[Items]:
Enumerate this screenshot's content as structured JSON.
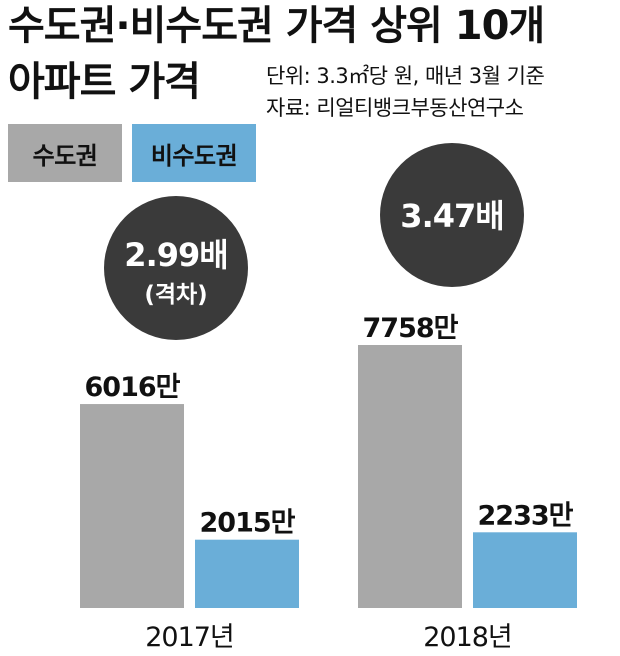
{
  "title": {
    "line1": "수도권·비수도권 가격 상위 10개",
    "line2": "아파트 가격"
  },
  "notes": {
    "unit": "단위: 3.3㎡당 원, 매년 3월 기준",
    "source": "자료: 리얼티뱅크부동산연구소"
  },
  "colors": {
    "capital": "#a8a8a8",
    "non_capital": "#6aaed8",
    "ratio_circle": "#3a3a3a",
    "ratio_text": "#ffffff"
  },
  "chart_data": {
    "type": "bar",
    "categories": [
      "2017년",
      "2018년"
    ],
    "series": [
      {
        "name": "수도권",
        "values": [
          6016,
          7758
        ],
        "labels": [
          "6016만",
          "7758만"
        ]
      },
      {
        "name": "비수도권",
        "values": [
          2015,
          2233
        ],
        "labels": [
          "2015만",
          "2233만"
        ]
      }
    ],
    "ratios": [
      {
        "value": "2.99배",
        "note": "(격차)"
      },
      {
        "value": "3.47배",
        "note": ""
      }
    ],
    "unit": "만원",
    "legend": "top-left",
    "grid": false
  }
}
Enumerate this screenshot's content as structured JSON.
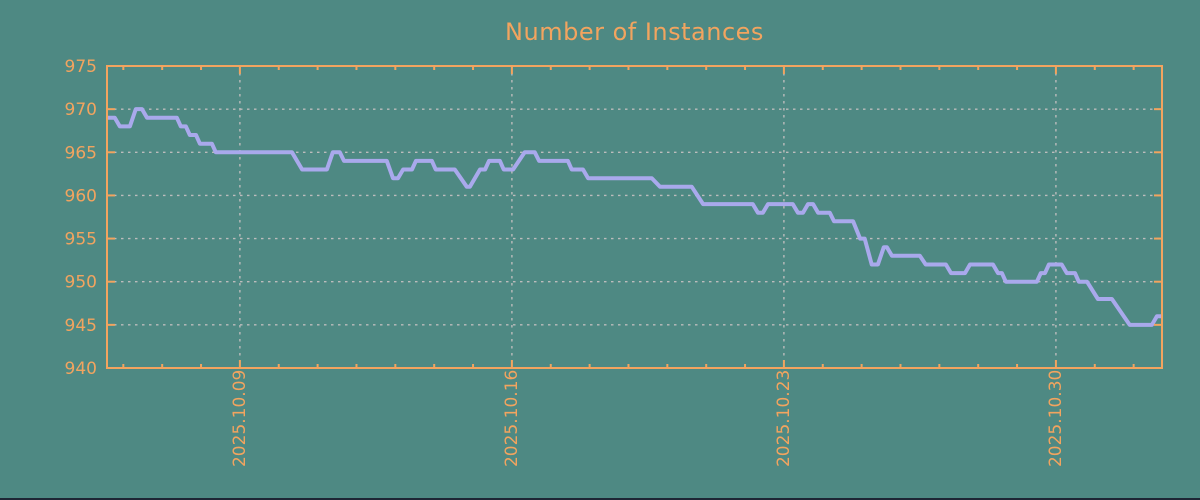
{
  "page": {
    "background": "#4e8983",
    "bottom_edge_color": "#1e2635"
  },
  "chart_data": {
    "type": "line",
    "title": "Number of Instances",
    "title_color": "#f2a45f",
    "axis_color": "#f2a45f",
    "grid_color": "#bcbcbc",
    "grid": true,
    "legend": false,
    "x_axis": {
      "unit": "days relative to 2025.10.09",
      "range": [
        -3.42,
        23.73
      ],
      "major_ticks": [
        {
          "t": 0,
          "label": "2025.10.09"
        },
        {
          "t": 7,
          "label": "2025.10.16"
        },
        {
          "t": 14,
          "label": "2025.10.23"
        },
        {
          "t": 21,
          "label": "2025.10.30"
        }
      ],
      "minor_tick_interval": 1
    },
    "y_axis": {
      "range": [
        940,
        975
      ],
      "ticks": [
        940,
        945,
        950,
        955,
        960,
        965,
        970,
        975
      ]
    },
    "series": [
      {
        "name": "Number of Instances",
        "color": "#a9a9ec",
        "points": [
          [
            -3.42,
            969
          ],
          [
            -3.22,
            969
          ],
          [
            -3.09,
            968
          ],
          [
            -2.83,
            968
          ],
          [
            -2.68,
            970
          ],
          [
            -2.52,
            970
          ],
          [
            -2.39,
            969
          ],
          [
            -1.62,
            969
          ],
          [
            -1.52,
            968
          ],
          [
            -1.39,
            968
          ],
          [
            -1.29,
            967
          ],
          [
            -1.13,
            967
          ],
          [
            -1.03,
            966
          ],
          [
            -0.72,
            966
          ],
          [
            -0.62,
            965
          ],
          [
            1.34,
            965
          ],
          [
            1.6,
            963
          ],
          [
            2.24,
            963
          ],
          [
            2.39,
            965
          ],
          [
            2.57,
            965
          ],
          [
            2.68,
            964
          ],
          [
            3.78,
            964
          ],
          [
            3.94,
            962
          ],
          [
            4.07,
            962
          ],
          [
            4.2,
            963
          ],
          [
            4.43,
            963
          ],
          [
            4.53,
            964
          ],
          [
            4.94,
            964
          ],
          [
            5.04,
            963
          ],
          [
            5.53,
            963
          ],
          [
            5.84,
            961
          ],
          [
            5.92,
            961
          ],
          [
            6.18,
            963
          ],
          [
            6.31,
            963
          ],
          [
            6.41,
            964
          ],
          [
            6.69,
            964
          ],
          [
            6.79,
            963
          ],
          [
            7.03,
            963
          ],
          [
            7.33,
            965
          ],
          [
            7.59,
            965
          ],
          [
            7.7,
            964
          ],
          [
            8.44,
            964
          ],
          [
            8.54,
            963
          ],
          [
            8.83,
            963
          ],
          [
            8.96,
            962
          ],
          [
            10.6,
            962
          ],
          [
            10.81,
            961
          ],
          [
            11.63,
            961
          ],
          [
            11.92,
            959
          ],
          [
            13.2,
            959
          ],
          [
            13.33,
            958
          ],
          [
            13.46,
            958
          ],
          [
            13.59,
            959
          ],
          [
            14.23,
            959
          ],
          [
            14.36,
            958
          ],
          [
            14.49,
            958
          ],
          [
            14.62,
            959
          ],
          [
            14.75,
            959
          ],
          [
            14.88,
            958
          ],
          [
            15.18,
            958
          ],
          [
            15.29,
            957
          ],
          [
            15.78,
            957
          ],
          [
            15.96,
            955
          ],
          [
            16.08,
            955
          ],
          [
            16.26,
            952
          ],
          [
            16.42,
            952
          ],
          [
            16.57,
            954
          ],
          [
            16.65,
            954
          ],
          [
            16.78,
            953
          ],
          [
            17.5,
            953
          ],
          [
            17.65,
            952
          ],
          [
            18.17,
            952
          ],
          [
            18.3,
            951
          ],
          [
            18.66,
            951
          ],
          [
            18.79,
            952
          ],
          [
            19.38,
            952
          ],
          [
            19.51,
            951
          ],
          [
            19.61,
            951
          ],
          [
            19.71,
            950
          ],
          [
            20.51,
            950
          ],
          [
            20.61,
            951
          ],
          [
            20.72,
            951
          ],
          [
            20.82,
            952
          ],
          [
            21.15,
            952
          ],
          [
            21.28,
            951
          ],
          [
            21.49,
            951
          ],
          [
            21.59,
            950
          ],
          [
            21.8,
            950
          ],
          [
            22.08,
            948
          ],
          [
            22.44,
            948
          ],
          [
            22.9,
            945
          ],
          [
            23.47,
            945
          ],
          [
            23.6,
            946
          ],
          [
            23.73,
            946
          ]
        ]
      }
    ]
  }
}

==

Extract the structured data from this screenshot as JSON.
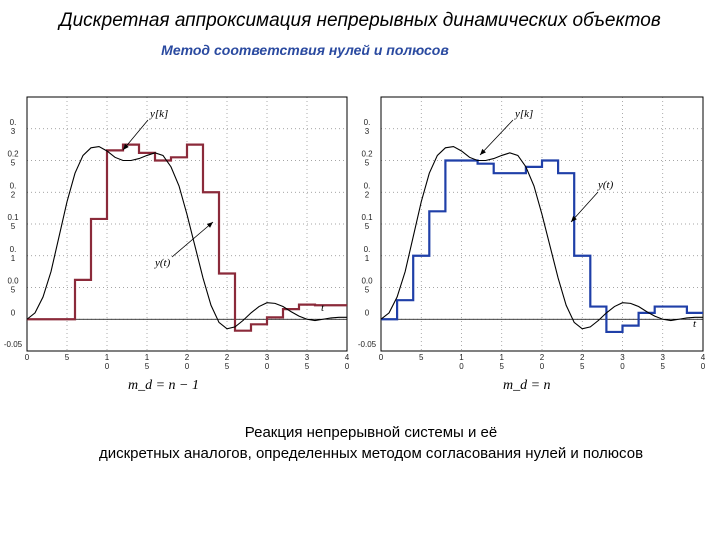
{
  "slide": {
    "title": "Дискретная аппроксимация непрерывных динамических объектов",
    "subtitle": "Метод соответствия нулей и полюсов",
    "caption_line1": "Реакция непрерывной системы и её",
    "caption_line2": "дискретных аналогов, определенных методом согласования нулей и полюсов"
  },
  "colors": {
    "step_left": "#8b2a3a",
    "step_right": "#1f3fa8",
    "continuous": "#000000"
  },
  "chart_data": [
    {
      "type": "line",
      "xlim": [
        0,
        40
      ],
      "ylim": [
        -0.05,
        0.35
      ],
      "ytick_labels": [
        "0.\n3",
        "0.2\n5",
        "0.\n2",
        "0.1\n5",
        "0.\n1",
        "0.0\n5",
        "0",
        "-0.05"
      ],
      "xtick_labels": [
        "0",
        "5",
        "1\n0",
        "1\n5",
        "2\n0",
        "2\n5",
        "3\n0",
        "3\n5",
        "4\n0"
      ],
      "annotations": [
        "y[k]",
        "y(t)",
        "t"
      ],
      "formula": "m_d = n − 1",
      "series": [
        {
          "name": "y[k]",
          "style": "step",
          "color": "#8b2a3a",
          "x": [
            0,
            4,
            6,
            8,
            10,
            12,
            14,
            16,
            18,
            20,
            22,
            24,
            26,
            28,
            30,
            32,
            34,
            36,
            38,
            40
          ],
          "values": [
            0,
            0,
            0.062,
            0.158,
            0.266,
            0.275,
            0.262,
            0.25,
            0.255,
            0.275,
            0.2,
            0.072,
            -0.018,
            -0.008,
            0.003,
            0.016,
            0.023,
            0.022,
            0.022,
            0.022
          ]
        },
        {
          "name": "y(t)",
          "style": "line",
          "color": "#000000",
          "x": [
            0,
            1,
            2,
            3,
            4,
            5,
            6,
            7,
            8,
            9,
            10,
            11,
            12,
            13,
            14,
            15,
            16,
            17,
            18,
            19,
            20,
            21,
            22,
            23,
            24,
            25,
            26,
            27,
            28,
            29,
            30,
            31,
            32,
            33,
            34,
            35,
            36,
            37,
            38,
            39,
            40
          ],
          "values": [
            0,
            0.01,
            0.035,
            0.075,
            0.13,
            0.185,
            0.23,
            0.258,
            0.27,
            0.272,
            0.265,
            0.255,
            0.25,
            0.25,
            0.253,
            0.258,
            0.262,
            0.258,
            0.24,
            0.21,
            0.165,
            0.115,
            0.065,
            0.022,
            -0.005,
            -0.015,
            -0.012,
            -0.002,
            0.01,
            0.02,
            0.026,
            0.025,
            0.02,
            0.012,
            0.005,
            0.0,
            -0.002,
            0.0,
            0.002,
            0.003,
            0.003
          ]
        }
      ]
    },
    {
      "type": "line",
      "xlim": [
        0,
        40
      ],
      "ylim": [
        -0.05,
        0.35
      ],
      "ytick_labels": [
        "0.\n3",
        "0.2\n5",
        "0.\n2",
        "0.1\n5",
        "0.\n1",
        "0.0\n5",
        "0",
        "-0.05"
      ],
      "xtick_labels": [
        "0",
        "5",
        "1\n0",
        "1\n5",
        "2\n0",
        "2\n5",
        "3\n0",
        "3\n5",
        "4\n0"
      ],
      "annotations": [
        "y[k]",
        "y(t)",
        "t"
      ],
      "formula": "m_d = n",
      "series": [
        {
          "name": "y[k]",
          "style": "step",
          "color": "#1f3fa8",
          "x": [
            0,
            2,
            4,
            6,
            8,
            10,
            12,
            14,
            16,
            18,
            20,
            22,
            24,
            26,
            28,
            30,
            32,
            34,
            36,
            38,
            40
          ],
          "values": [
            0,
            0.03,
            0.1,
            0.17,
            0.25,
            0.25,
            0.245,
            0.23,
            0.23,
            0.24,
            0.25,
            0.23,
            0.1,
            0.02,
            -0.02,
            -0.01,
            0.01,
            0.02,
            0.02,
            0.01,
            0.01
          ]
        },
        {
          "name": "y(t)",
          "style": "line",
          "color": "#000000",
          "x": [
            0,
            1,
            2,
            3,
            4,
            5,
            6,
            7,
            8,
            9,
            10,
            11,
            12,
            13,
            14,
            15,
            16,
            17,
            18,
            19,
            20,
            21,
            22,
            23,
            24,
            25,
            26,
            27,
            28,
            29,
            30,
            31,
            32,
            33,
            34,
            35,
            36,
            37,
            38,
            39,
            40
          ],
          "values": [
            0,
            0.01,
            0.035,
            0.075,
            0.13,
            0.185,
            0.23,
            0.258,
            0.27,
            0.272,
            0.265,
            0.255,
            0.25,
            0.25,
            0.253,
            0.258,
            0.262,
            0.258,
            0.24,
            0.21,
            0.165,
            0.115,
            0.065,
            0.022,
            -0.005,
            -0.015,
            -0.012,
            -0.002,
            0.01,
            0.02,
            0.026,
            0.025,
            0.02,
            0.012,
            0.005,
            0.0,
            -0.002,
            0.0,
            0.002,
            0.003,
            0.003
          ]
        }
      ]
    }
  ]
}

---

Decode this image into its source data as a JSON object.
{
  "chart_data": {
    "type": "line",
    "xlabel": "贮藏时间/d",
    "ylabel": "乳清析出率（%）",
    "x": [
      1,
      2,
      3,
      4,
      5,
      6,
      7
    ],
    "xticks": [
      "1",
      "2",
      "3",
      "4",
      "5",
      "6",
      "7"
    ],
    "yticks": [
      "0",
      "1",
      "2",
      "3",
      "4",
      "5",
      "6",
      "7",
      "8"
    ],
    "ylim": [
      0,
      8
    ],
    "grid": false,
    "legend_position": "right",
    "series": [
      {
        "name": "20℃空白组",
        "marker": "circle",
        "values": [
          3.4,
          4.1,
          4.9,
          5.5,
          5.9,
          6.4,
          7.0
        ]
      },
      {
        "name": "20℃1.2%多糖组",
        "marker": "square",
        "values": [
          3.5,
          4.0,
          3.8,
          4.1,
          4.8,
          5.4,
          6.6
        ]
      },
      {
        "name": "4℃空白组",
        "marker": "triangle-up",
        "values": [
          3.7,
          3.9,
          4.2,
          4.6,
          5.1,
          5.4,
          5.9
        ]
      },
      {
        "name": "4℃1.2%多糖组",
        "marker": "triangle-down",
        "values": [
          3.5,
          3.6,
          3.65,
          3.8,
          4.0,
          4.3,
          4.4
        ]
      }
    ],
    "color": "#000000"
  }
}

[Instruction]: Select every line of the material above holding the word "JSON" and copy it.

[Response to the exercise]:
Enumerate this screenshot's content as structured JSON.
Enumerate this screenshot's content as structured JSON.
Extract the structured data from this screenshot as JSON.
Decode this image into its source data as a JSON object.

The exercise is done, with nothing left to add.